-- Start of DATA TO USE --

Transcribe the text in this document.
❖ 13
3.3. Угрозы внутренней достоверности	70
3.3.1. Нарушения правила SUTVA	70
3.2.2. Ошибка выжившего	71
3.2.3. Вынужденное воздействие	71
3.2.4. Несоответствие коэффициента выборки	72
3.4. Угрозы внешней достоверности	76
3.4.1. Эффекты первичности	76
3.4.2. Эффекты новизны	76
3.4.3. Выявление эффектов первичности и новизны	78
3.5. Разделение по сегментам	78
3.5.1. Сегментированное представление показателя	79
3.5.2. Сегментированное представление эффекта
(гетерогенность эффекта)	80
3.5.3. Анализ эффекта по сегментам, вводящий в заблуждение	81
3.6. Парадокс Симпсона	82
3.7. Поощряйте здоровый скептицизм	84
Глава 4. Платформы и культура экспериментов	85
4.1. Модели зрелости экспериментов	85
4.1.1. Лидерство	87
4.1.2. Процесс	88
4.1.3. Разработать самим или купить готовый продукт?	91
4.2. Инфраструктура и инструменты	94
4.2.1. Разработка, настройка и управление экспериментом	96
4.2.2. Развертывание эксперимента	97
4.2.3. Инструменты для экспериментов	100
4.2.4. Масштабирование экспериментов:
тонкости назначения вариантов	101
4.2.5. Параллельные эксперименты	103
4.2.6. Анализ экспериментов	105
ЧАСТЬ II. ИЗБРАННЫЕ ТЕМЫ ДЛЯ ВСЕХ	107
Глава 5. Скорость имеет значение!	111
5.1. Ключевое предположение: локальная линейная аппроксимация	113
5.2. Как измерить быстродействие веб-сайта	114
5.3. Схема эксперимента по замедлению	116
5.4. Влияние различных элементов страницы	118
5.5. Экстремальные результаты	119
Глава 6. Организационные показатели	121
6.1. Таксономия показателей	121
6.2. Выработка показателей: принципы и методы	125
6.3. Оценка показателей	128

-- End of DATA TO USE --

- EXERCISE: Would you copy out each line exactly as written?

- RIGHT ANSWER:
Transcribe the text in this document.
❖ 13
3.3. Угрозы внутренней достоверности	70
3.3.1. Нарушения правила SUTVA	70
3.2.2. Ошибка выжившего	71
3.2.3. Вынужденное воздействие	71
3.2.4. Несоответствие коэффициента выборки	72
3.4. Угрозы внешней достоверности	76
3.4.1. Эффекты первичности	76
3.4.2. Эффекты новизны	76
3.4.3. Выявление эффектов первичности и новизны	78
3.5. Разделение по сегментам	78
3.5.1. Сегментированное представление показателя	79
3.5.2. Сегментированное представление эффекта
(гетерогенность эффекта)	80
3.5.3. Анализ эффекта по сегментам, вводящий в заблуждение	81
3.6. Парадокс Симпсона	82
3.7. Поощряйте здоровый скептицизм	84
Глава 4. Платформы и культура экспериментов	85
4.1. Модели зрелости экспериментов	85
4.1.1. Лидерство	87
4.1.2. Процесс	88
4.1.3. Разработать самим или купить готовый продукт?	91
4.2. Инфраструктура и инструменты	94
4.2.1. Разработка, настройка и управление экспериментом	96
4.2.2. Развертывание эксперимента	97
4.2.3. Инструменты для экспериментов	100
4.2.4. Масштабирование экспериментов:
тонкости назначения вариантов	101
4.2.5. Параллельные эксперименты	103
4.2.6. Анализ экспериментов	105
ЧАСТЬ II. ИЗБРАННЫЕ ТЕМЫ ДЛЯ ВСЕХ	107
Глава 5. Скорость имеет значение!	111
5.1. Ключевое предположение: локальная линейная аппроксимация	113
5.2. Как измерить быстродействие веб-сайта	114
5.3. Схема эксперимента по замедлению	116
5.4. Влияние различных элементов страницы	118
5.5. Экстремальные результаты	119
Глава 6. Организационные показатели	121
6.1. Таксономия показателей	121
6.2. Выработка показателей: принципы и методы	125
6.3. Оценка показателей	128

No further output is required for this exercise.